# TASK REQUIREMENTS
Copy the data below from the line with "tab-datos-label: Datos: [71, 695, 116, 714]" to the line with "gear-icon: [546, 697, 564, 713]", both included, without changing anything.

# RECORDED DATA

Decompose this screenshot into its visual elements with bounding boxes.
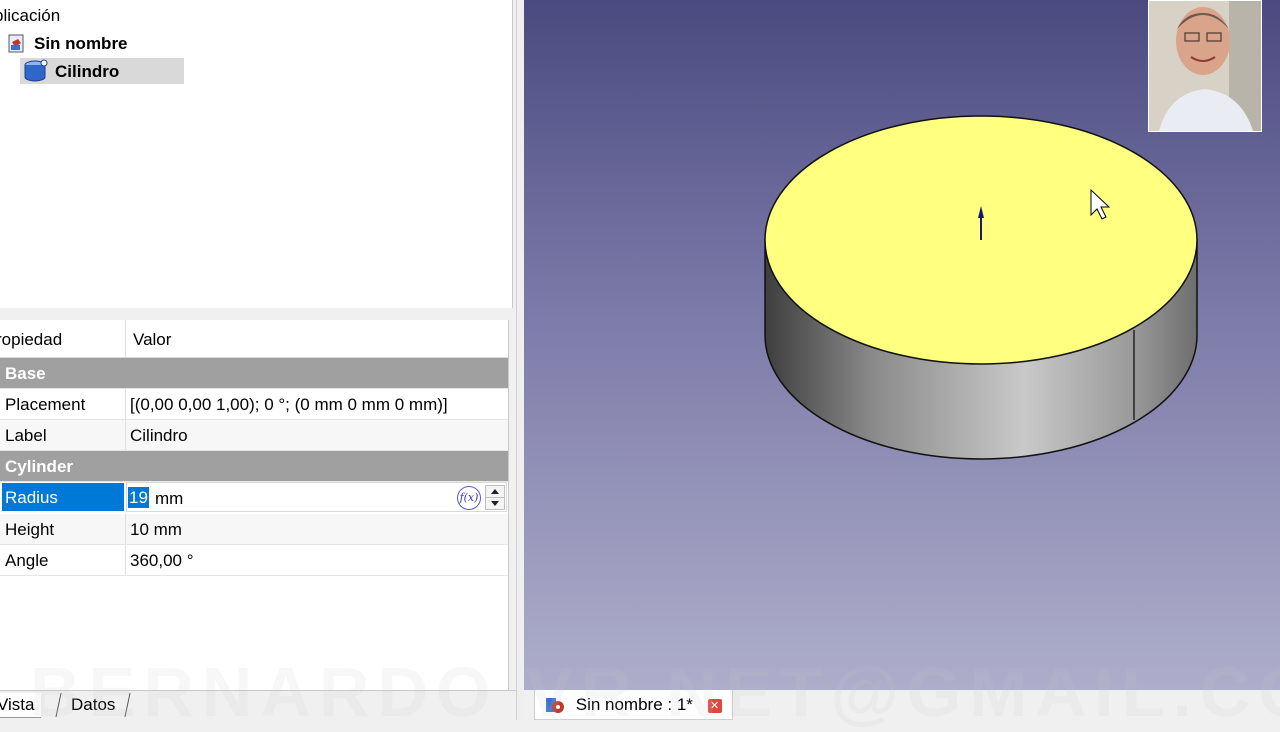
tab-datos-label: Datos: [71, 695, 116, 714]
property-row-angle[interactable]: Angle 360,00 °: [0, 545, 508, 576]
panel-splitter[interactable]: [0, 308, 516, 320]
group-label: Base: [5, 364, 46, 383]
property-header: ropiedad Valor: [0, 320, 508, 358]
tree-document[interactable]: Sin nombre: [34, 34, 128, 54]
property-row-height[interactable]: Height 10 mm: [0, 514, 508, 545]
webcam-overlay: [1148, 0, 1262, 132]
left-panel: plicación Sin nombre Cilindro ropiedad V…: [0, 0, 516, 721]
column-divider[interactable]: [125, 320, 126, 357]
cylinder-solid[interactable]: [764, 115, 1198, 460]
column-divider: [125, 514, 126, 544]
gear-icon: [546, 697, 564, 713]
property-value: 10 mm: [130, 520, 182, 539]
radius-unit: mm: [155, 489, 184, 508]
document-tab-label: Sin nombre : 1*: [575, 695, 693, 714]
property-key: Height: [5, 520, 55, 539]
expression-icon[interactable]: f(x): [457, 486, 481, 510]
3d-viewport[interactable]: [524, 0, 1280, 690]
column-divider: [125, 389, 126, 419]
close-icon[interactable]: ✕: [707, 698, 722, 713]
property-value: 360,00 °: [130, 551, 194, 570]
spin-up-icon[interactable]: [491, 489, 499, 494]
property-editor: ropiedad Valor Base Placement [(0,00 0,0…: [0, 320, 509, 690]
model-tree: plicación Sin nombre Cilindro: [0, 0, 513, 309]
group-base[interactable]: Base: [0, 358, 508, 389]
property-key: Angle: [5, 551, 49, 570]
property-view-tabs: Vista Datos: [0, 690, 516, 721]
tab-datos[interactable]: Datos: [55, 693, 131, 717]
group-cylinder[interactable]: Cylinder: [0, 451, 508, 482]
radius-quantity-input[interactable]: 19 mm f(x): [126, 482, 507, 512]
tree-item-cilindro[interactable]: Cilindro: [55, 62, 119, 82]
column-divider: [125, 420, 126, 450]
group-label: Cylinder: [5, 457, 74, 476]
tree-root-label: plicación: [0, 6, 61, 25]
header-property: ropiedad: [0, 330, 63, 349]
header-value: Valor: [133, 330, 172, 349]
radius-spinbox[interactable]: [485, 485, 505, 510]
property-key: Radius: [5, 488, 58, 507]
document-tab-bar: Sin nombre : 1* ✕: [524, 690, 1280, 720]
property-key: Placement: [5, 395, 86, 414]
property-value: Cilindro: [130, 426, 188, 445]
property-row-placement[interactable]: Placement [(0,00 0,00 1,00); 0 °; (0 mm …: [0, 389, 508, 420]
webcam-person-image: [1149, 1, 1261, 131]
document-icon: [8, 34, 24, 53]
column-divider: [125, 545, 126, 575]
radius-value-selected[interactable]: 19: [128, 487, 149, 508]
cylinder-icon: [24, 59, 48, 82]
spin-down-icon[interactable]: [491, 501, 499, 506]
property-value: [(0,00 0,00 1,00); 0 °; (0 mm 0 mm 0 mm)…: [130, 395, 448, 414]
document-tab[interactable]: Sin nombre : 1* ✕: [534, 690, 733, 720]
property-row-radius[interactable]: Radius 19 mm f(x): [0, 482, 508, 513]
property-key: Label: [5, 426, 47, 445]
spin-divider: [486, 497, 504, 498]
tab-vista[interactable]: Vista: [0, 693, 41, 718]
property-row-label[interactable]: Label Cilindro: [0, 420, 508, 451]
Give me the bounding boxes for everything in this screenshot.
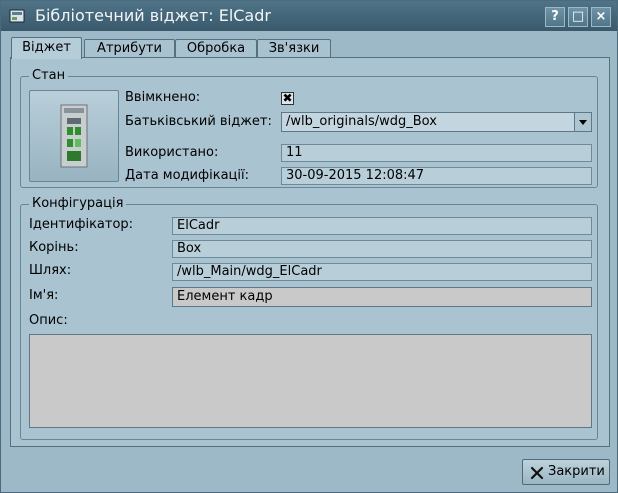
window-title: Бібліотечний віджет: ElCadr [35, 6, 271, 25]
description-label: Опис: [29, 313, 68, 328]
tab-attributes[interactable]: Атрибути [84, 39, 175, 57]
id-field: ElCadr [172, 217, 592, 235]
tab-panel: Стан Ввімкнено: ✖ Батьківський віджет: /… [10, 57, 610, 447]
path-field: /wlb_Main/wdg_ElCadr [172, 263, 592, 281]
help-button[interactable]: ? [545, 7, 565, 27]
parent-widget-select[interactable]: /wlb_originals/wdg_Box [281, 112, 592, 132]
close-button-label: Закрити [548, 464, 605, 479]
enabled-checkbox[interactable]: ✖ [281, 92, 294, 105]
name-input[interactable]: Елемент кадр [172, 287, 592, 307]
tab-widget[interactable]: Віджет [11, 37, 82, 59]
close-button[interactable]: Закрити [522, 459, 610, 485]
tab-processing[interactable]: Обробка [175, 39, 257, 57]
state-group-title: Стан [29, 68, 69, 84]
description-textarea[interactable] [29, 334, 592, 428]
root-label: Корінь: [29, 240, 79, 255]
parent-widget-value: /wlb_originals/wdg_Box [286, 114, 437, 129]
root-field: Box [172, 240, 592, 258]
modified-label: Дата модифікації: [125, 168, 249, 183]
enabled-label: Ввімкнено: [125, 90, 201, 105]
used-field: 11 [281, 144, 592, 162]
close-window-button[interactable]: × [591, 7, 611, 27]
id-label: Ідентифікатор: [29, 217, 134, 232]
used-label: Використано: [125, 145, 219, 160]
title-bar: Бібліотечний віджет: ElCadr ? □ × [1, 1, 617, 31]
name-label: Ім'я: [29, 288, 59, 303]
tab-links[interactable]: Зв'язки [257, 39, 331, 57]
path-label: Шлях: [29, 263, 72, 278]
parent-widget-label: Батьківський віджет: [125, 114, 272, 129]
close-x-icon [530, 465, 544, 480]
widget-preview-icon[interactable] [29, 90, 119, 182]
app-logo-icon [9, 8, 25, 24]
library-widget-dialog: Бібліотечний віджет: ElCadr ? □ × Віджет… [0, 0, 618, 493]
modified-field: 30-09-2015 12:08:47 [281, 167, 592, 185]
maximize-button[interactable]: □ [568, 7, 588, 27]
chevron-down-icon[interactable] [574, 113, 591, 131]
config-group-title: Конфігурація [29, 196, 127, 212]
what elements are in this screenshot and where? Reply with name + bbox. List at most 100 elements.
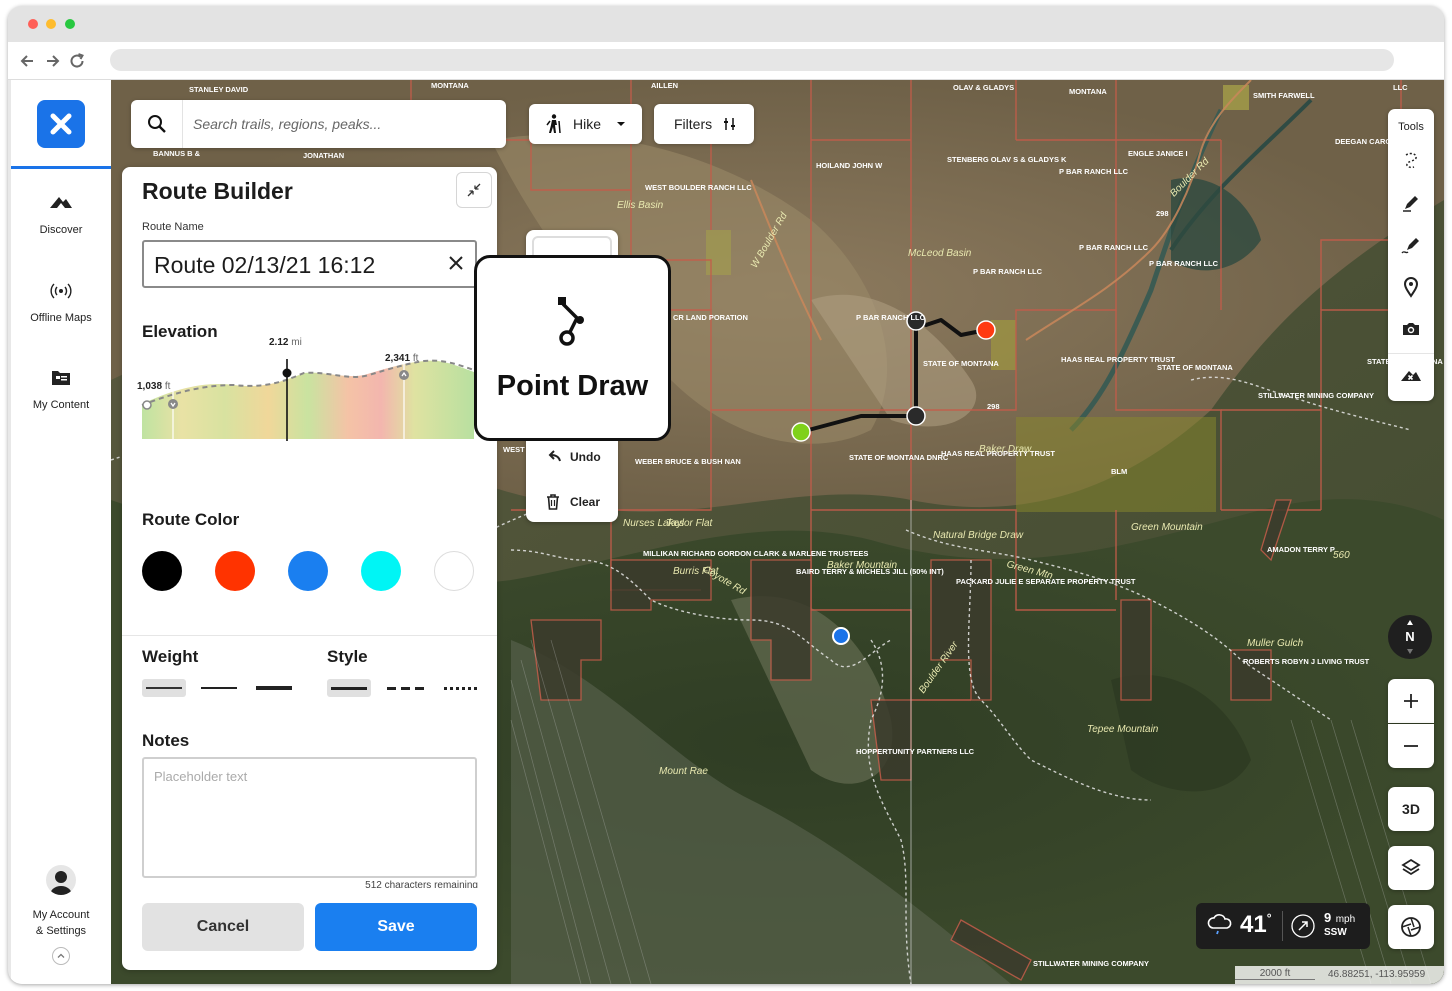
style-heading: Style (327, 647, 368, 666)
svg-text:STATE OF MONTANA DNRC: STATE OF MONTANA DNRC (849, 453, 949, 462)
forward-icon[interactable] (41, 50, 63, 72)
temperature-value: 41 (1240, 911, 1267, 938)
save-button[interactable]: Save (315, 903, 477, 951)
route-name-value: Route 02/13/21 16:12 (154, 252, 376, 278)
wind-direction: SSW (1324, 927, 1347, 938)
notes-heading: Notes (142, 731, 190, 750)
compass-button[interactable]: N (1388, 615, 1432, 659)
cloud-rain-icon (1207, 914, 1232, 935)
point-draw-tooltip[interactable]: Point Draw (474, 255, 671, 441)
reload-icon[interactable] (66, 50, 88, 72)
weight-thick[interactable] (252, 679, 296, 697)
weather-widget[interactable]: 41° 9 mph SSW (1196, 903, 1370, 949)
color-swatch-black[interactable] (142, 551, 182, 591)
panel-title: Route Builder (142, 178, 293, 204)
search-bar[interactable] (131, 100, 506, 148)
svg-text:STILLWATER MINING COMPANY: STILLWATER MINING COMPANY (1033, 959, 1149, 968)
svg-text:AMADON TERRY P: AMADON TERRY P (1267, 545, 1335, 554)
undo-button[interactable]: Undo (546, 450, 601, 464)
layers-icon (1401, 858, 1421, 876)
svg-text:Nurses Lakes: Nurses Lakes (623, 518, 684, 529)
app-sidebar: Discover Offline Maps My Content My Acco… (11, 80, 111, 984)
app-logo[interactable] (37, 100, 85, 148)
notes-textarea[interactable]: Placeholder text (142, 757, 477, 878)
terrain-cancel-icon[interactable] (1399, 364, 1423, 388)
svg-text:298: 298 (987, 402, 1000, 411)
route-end-point (976, 320, 996, 340)
color-swatch-red[interactable] (215, 551, 255, 591)
collapse-button[interactable] (456, 172, 492, 208)
svg-text:CR LAND PORATION: CR LAND PORATION (673, 313, 748, 322)
account-label-line2: & Settings (35, 925, 87, 937)
svg-text:WEST BOULDER RANCH LLC: WEST BOULDER RANCH LLC (645, 183, 752, 192)
color-swatch-cyan[interactable] (361, 551, 401, 591)
elevation-chart[interactable]: 2.12 mi 1,038 ft 2,341 ft (137, 337, 479, 461)
svg-text:STANLEY DAVID: STANLEY DAVID (189, 85, 249, 94)
layers-button[interactable] (1388, 846, 1434, 890)
style-solid[interactable] (327, 679, 371, 697)
svg-text:Baker Draw: Baker Draw (979, 444, 1032, 455)
activity-dropdown[interactable]: Hike (529, 104, 642, 144)
undo-icon (548, 450, 561, 462)
map-pin-icon[interactable] (1399, 275, 1423, 299)
color-swatch-blue[interactable] (288, 551, 328, 591)
zoom-out-button[interactable] (1388, 724, 1434, 768)
route-name-field[interactable]: Route 02/13/21 16:12 (142, 240, 477, 288)
svg-text:Tepee Mountain: Tepee Mountain (1087, 724, 1159, 735)
maximize-window-button[interactable] (65, 19, 75, 29)
clear-input-icon[interactable] (447, 254, 465, 272)
3d-label: 3D (1402, 801, 1420, 817)
close-window-button[interactable] (28, 19, 38, 29)
svg-text:STATE OF MONTANA: STATE OF MONTANA (923, 359, 999, 368)
elevation-heading: Elevation (142, 322, 218, 341)
pencil-icon[interactable] (1399, 191, 1423, 215)
collapse-icon (467, 183, 481, 197)
weight-heading: Weight (142, 647, 199, 666)
camera-icon[interactable] (1399, 317, 1423, 341)
search-icon[interactable] (131, 100, 183, 148)
svg-text:McLeod Basin: McLeod Basin (908, 248, 972, 259)
svg-text:P BAR RANCH LLC: P BAR RANCH LLC (856, 313, 926, 322)
wind-direction-icon (1291, 914, 1315, 938)
3d-button[interactable]: 3D (1388, 787, 1434, 831)
svg-text:HOILAND JOHN W: HOILAND JOHN W (816, 161, 883, 170)
color-swatch-white[interactable] (434, 551, 474, 591)
weight-medium[interactable] (197, 679, 241, 697)
offline-maps-icon (50, 283, 72, 299)
sidebar-item-discover[interactable]: Discover (11, 192, 111, 236)
svg-text:298: 298 (1156, 209, 1169, 218)
wind-unit: mph (1335, 914, 1356, 925)
back-icon[interactable] (17, 50, 39, 72)
minimize-window-button[interactable] (46, 19, 56, 29)
svg-text:P BAR RANCH LLC: P BAR RANCH LLC (1149, 259, 1219, 268)
style-dotted[interactable] (440, 679, 484, 697)
svg-text:BANNUS B &: BANNUS B & (153, 149, 201, 158)
app-logo-icon (50, 113, 72, 135)
style-dashed[interactable] (384, 679, 428, 697)
scale-distance: 2000 ft (1235, 968, 1315, 980)
point-draw-title: Point Draw (496, 370, 649, 402)
account-settings[interactable]: My Account & Settings (11, 865, 111, 965)
svg-text:Ellis Basin: Ellis Basin (617, 200, 664, 211)
tools-divider (1388, 353, 1434, 354)
temperature-degree: ° (1266, 911, 1272, 925)
clear-label: Clear (570, 495, 601, 509)
filters-button[interactable]: Filters (654, 104, 754, 144)
elevation-marker-unit: mi (291, 337, 302, 348)
address-bar[interactable] (110, 49, 1394, 71)
chevron-up-icon[interactable] (52, 947, 70, 965)
weight-thin[interactable] (142, 679, 186, 697)
lasso-icon[interactable] (1399, 149, 1423, 173)
sidebar-item-my-content[interactable]: My Content (11, 367, 111, 411)
clear-button[interactable]: Clear (546, 494, 600, 510)
route-draw-icon[interactable] (1399, 233, 1423, 257)
locate-button[interactable] (1388, 905, 1434, 949)
cancel-button[interactable]: Cancel (142, 903, 304, 951)
sidebar-item-offline-maps[interactable]: Offline Maps (11, 280, 111, 324)
svg-text:P BAR RANCH LLC: P BAR RANCH LLC (1079, 243, 1149, 252)
zoom-in-button[interactable] (1388, 679, 1434, 723)
svg-text:Mount Rae: Mount Rae (659, 766, 708, 777)
avatar (46, 865, 76, 895)
map-canvas[interactable]: STANLEY DAVID MONTANA AILLEN OLAV & GLAD… (111, 80, 1444, 984)
search-input[interactable] (193, 112, 493, 136)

# EXERCISE RESPONSE
tab-datos-label: Datos: [71, 695, 116, 714]
property-row-angle[interactable]: Angle 360,00 °: [0, 545, 508, 576]
panel-splitter[interactable]: [0, 308, 516, 320]
group-label: Base: [5, 364, 46, 383]
property-header: ropiedad Valor: [0, 320, 508, 358]
tree-document[interactable]: Sin nombre: [34, 34, 128, 54]
property-row-height[interactable]: Height 10 mm: [0, 514, 508, 545]
webcam-overlay: [1148, 0, 1262, 132]
left-panel: plicación Sin nombre Cilindro ropiedad V…: [0, 0, 516, 721]
column-divider[interactable]: [125, 320, 126, 357]
cylinder-solid[interactable]: [764, 115, 1198, 460]
column-divider: [125, 514, 126, 544]
gear-icon: [546, 697, 564, 713]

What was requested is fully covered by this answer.